─── Fragmento del texto ───

Hoy hace diez años, a las 11 de la mañana del día 29 de abril del 2011, Catherine Middleton, aquí conocida como Catalina aunque para el mundo entero sea Kate, bajaba de un Rolls-Royce Phantom enfrente de la abadía de Westminster vestida con un impresionante vestido diseñado por Sarah Burton para la firma Alexander McQueen.

Llevaba una especie de corsé en satén y encaje excesivamente ceñido, una gran falda de vuelo —"para imitar una flor que se abre"— y una cola de tres metros que tendría que haber sido, mínimo, un metro más larga (no llegaría a cubrir los escalones del altar y no quedaría bien en las fotografías del gran día). El ramo, un discretísimo bouquet, estaba compuesto por lirios del valle (la flor favorita de la Reina de Inglaterra), mirto (tradicional en todas las novias reales desde los tiempos de la reina Victoria) y jacintos blancos (que simbolizan el cariño y el gozo del corazón).

Isabel II le había dejado la Halo Tiara, hecha por Cartier en 1936; sus padres le habían regalado los pendientes de diamantes que llevaba; y su prometido le había dado el anillo de compromiso más icónico de la historia: el famoso zafiro de 12 quilates rodeado de 14 diamantes que la joyería londinense Garrard creó para Diana de Gales, la malograda madre de Guillermo.

Kate entró en la abadía de Westminster acompañada por su padre y seguida por su hermana, Pippa, la cual se llevó en realidad todas las miradas porque el traje que llevaba le quedaba estupendamente bien y marcaba un trasero que dio mucho que hablar durante años (incluso un anónimo le creó una cuenta en Twitter, @pippasass, que llegó a tener miles de seguidores).

La novia avanzó muy lentamente por el largo pasillo central de la abadía bajo los acordes de I Was Glad, un himno que Sir Hubert Parry compuso en 1902 para la coronación de Eduardo VII, el hijo de la reina Victoria. La florista Shane Connolly había dispuesto árboles dentro de Westminster (seis arces y dos carpes), además de unas 30.000 flores, la mayoría azaleas de los jardines de Windsor.

En el altar ya estaba Guillermo, vestido con uniforme de oficial de los Irish Guards (su abuela, la Reina, decretó que fuese este uniforme, y no el de la Royal Air Force, como habría querido el novio). A su lado estaba su padrino de boda y hermano, Harry, con uniforme de los Blues and Royals: eran aún los tiempos en que ambos hermanos eran uña y carne.

─── Líneas proporcionadas ───

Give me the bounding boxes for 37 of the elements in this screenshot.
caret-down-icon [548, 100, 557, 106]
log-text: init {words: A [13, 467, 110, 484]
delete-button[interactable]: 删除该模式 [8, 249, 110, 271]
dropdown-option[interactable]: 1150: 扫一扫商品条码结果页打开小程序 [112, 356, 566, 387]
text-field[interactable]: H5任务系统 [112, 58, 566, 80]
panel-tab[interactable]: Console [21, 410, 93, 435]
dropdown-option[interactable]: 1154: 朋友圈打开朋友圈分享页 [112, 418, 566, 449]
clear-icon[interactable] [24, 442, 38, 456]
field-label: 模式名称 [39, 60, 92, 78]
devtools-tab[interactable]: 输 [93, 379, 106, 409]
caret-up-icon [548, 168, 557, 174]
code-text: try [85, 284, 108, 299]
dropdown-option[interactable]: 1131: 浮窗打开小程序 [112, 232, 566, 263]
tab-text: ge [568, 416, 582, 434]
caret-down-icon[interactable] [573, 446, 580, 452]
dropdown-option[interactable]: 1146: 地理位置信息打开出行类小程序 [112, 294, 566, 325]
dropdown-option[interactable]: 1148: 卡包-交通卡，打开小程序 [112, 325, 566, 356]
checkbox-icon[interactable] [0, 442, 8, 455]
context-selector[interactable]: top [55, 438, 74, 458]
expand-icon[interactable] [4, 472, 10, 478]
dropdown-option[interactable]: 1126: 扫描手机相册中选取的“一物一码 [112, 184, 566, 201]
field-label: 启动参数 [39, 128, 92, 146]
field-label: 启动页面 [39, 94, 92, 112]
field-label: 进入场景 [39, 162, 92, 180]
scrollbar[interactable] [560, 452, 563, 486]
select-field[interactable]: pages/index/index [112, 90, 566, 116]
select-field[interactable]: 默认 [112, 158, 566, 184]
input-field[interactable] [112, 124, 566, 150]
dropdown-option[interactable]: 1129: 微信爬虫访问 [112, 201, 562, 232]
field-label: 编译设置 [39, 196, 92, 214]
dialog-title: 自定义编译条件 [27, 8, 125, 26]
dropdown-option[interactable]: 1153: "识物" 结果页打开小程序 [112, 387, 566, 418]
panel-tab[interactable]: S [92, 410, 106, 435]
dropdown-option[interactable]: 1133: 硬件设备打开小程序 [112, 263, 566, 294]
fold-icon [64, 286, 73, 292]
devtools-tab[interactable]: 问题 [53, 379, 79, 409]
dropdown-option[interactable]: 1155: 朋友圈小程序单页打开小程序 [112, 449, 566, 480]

───

¿Qué flores formaban el ramo de la novia, según el texto sobre la boda de Catherine Middleton? Nómbralas todas.

Lirios del valle, mirto y jacintos blancos.